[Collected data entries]
----

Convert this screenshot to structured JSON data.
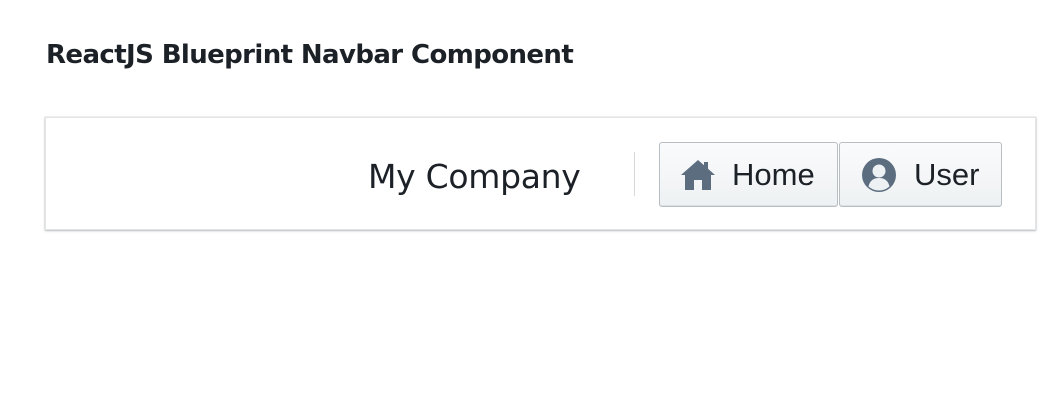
{
  "page": {
    "title": "ReactJS Blueprint Navbar Component"
  },
  "navbar": {
    "brand": "My Company",
    "buttons": [
      {
        "label": "Home",
        "icon": "home-icon"
      },
      {
        "label": "User",
        "icon": "user-icon"
      }
    ]
  },
  "colors": {
    "icon": "#5c6d80",
    "text": "#1c2127",
    "button_border": "#b9bec3"
  }
}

----

== PROBLEM REQUIREMENTS ==
Transcribe the listing in full and omit the pictures.

== WRITTEN REPLY ==
Convert this screenshot to structured JSON data.
{
  "page": {
    "title": "ReactJS Blueprint Navbar Component"
  },
  "navbar": {
    "brand": "My Company",
    "buttons": [
      {
        "label": "Home",
        "icon": "home-icon"
      },
      {
        "label": "User",
        "icon": "user-icon"
      }
    ]
  },
  "colors": {
    "icon": "#5c6d80",
    "text": "#1c2127",
    "button_border": "#b9bec3"
  }
}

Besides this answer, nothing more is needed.